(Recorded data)

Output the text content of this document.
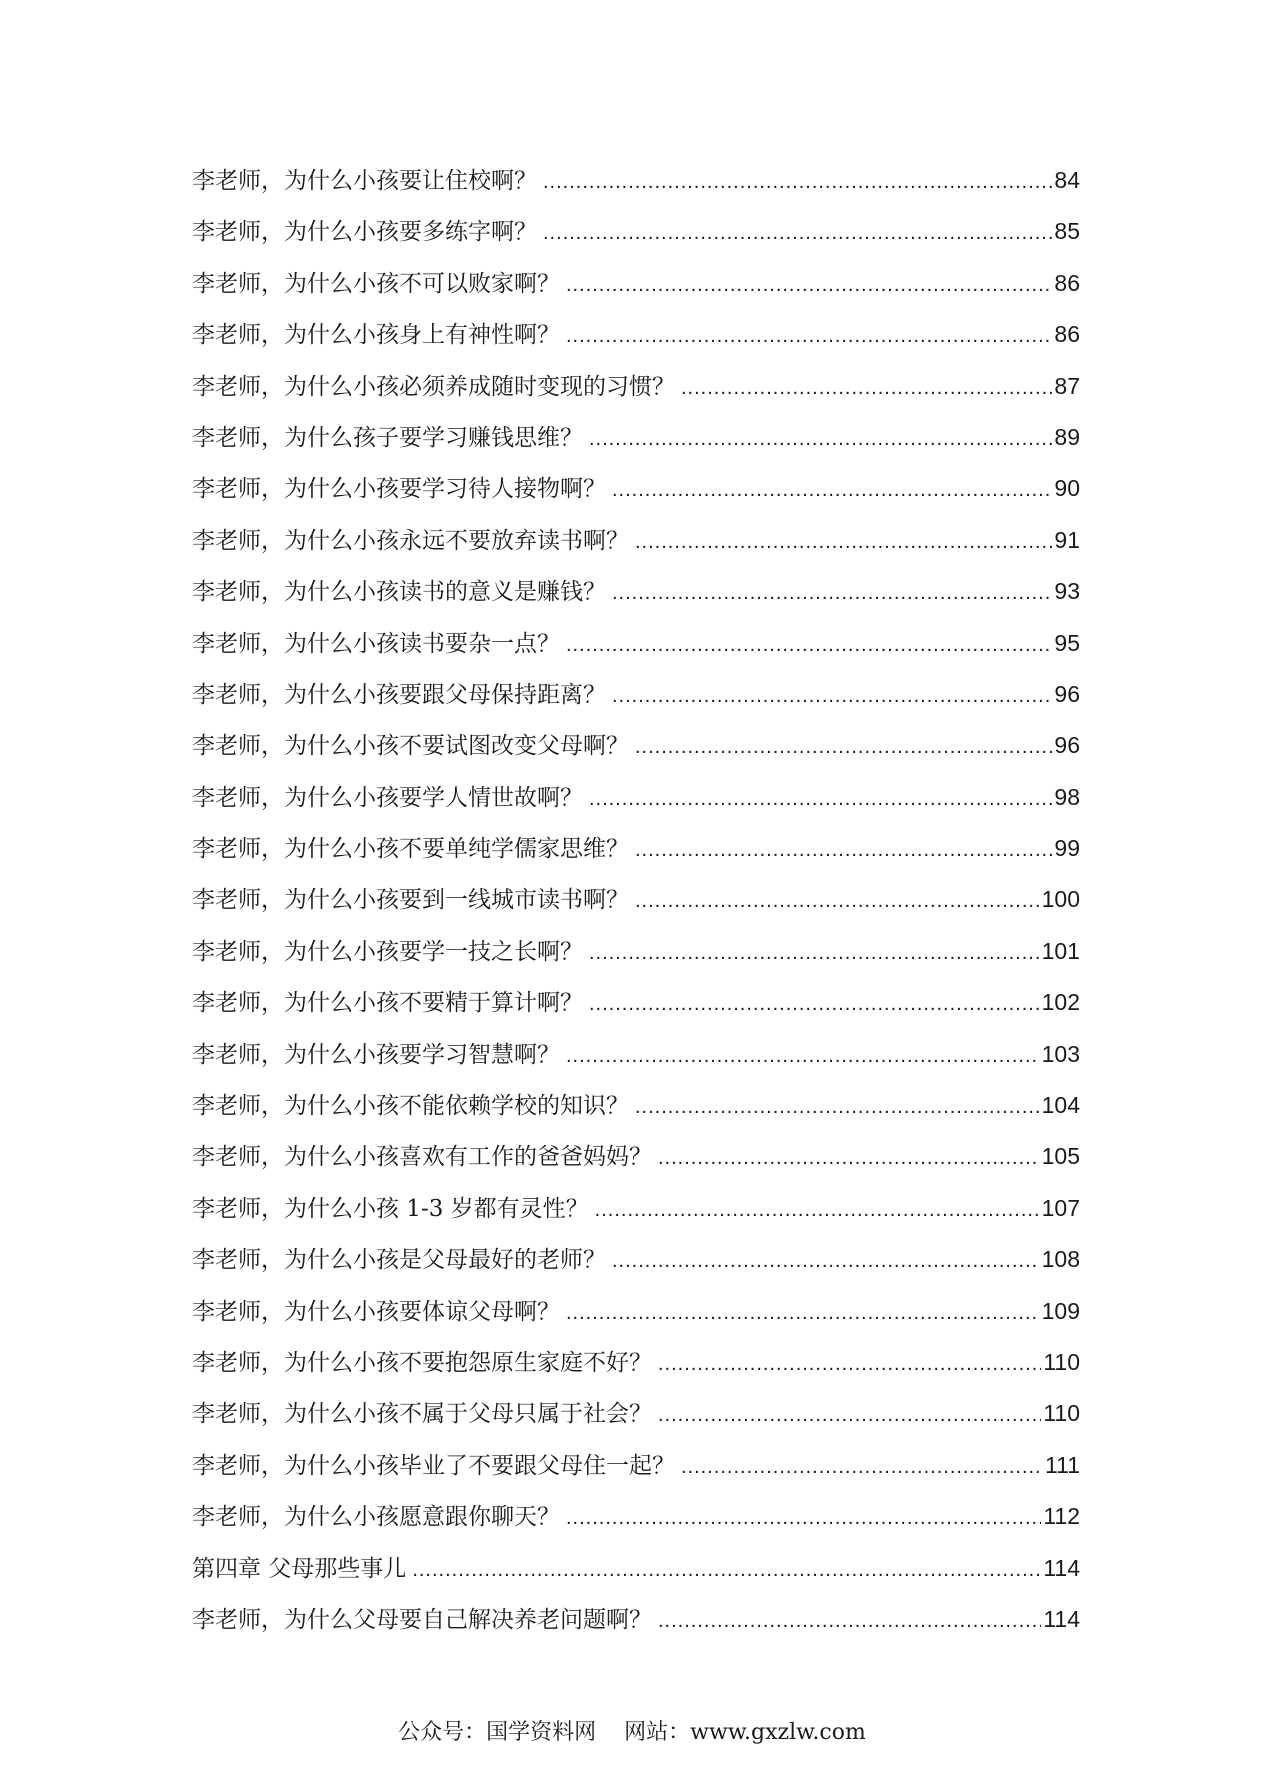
李老师，为什么小孩要让住校啊？ .....	84
李老师，为什么小孩要多练字啊？ .....	85
李老师，为什么小孩不可以败家啊？ .....	86
李老师，为什么小孩身上有神性啊？ .....	86
李老师，为什么小孩必须养成随时变现的习惯？ .....	87
李老师，为什么孩子要学习赚钱思维？ .....	89
李老师，为什么小孩要学习待人接物啊？ .....	90
李老师，为什么小孩永远不要放弃读书啊？ .....	91
李老师，为什么小孩读书的意义是赚钱？ .....	93
李老师，为什么小孩读书要杂一点？ .....	95
李老师，为什么小孩要跟父母保持距离？ .....	96
李老师，为什么小孩不要试图改变父母啊？ .....	96
李老师，为什么小孩要学人情世故啊？ .....	98
李老师，为什么小孩不要单纯学儒家思维？ .....	99
李老师，为什么小孩要到一线城市读书啊？ .....	100
李老师，为什么小孩要学一技之长啊？ .....	101
李老师，为什么小孩不要精于算计啊？ .....	102
李老师，为什么小孩要学习智慧啊？ .....	103
李老师，为什么小孩不能依赖学校的知识？ .....	104
李老师，为什么小孩喜欢有工作的爸爸妈妈？ .....	105
李老师，为什么小孩 1-3 岁都有灵性？ .....	107
李老师，为什么小孩是父母最好的老师？ .....	108
李老师，为什么小孩要体谅父母啊？ .....	109
李老师，为什么小孩不要抱怨原生家庭不好？ .....	110
李老师，为什么小孩不属于父母只属于社会？ .....	110
李老师，为什么小孩毕业了不要跟父母住一起？ .....	111
李老师，为什么小孩愿意跟你聊天？ .....	112
第四章 父母那些事儿 .....	114
李老师，为什么父母要自己解决养老问题啊？ .....	114
公众号：国学资料网 网站：www.gxzlw.com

Instructions to follow.
Leave the images out and output the remaining material exactly as it stands.

Answer in full.
Output the text content of this document.
李老师，为什么小孩要让住校啊？ .....	84
李老师，为什么小孩要多练字啊？ .....	85
李老师，为什么小孩不可以败家啊？ .....	86
李老师，为什么小孩身上有神性啊？ .....	86
李老师，为什么小孩必须养成随时变现的习惯？ .....	87
李老师，为什么孩子要学习赚钱思维？ .....	89
李老师，为什么小孩要学习待人接物啊？ .....	90
李老师，为什么小孩永远不要放弃读书啊？ .....	91
李老师，为什么小孩读书的意义是赚钱？ .....	93
李老师，为什么小孩读书要杂一点？ .....	95
李老师，为什么小孩要跟父母保持距离？ .....	96
李老师，为什么小孩不要试图改变父母啊？ .....	96
李老师，为什么小孩要学人情世故啊？ .....	98
李老师，为什么小孩不要单纯学儒家思维？ .....	99
李老师，为什么小孩要到一线城市读书啊？ .....	100
李老师，为什么小孩要学一技之长啊？ .....	101
李老师，为什么小孩不要精于算计啊？ .....	102
李老师，为什么小孩要学习智慧啊？ .....	103
李老师，为什么小孩不能依赖学校的知识？ .....	104
李老师，为什么小孩喜欢有工作的爸爸妈妈？ .....	105
李老师，为什么小孩 1-3 岁都有灵性？ .....	107
李老师，为什么小孩是父母最好的老师？ .....	108
李老师，为什么小孩要体谅父母啊？ .....	109
李老师，为什么小孩不要抱怨原生家庭不好？ .....	110
李老师，为什么小孩不属于父母只属于社会？ .....	110
李老师，为什么小孩毕业了不要跟父母住一起？ .....	111
李老师，为什么小孩愿意跟你聊天？ .....	112
第四章 父母那些事儿 .....	114
李老师，为什么父母要自己解决养老问题啊？ .....	114
公众号：国学资料网 网站：www.gxzlw.com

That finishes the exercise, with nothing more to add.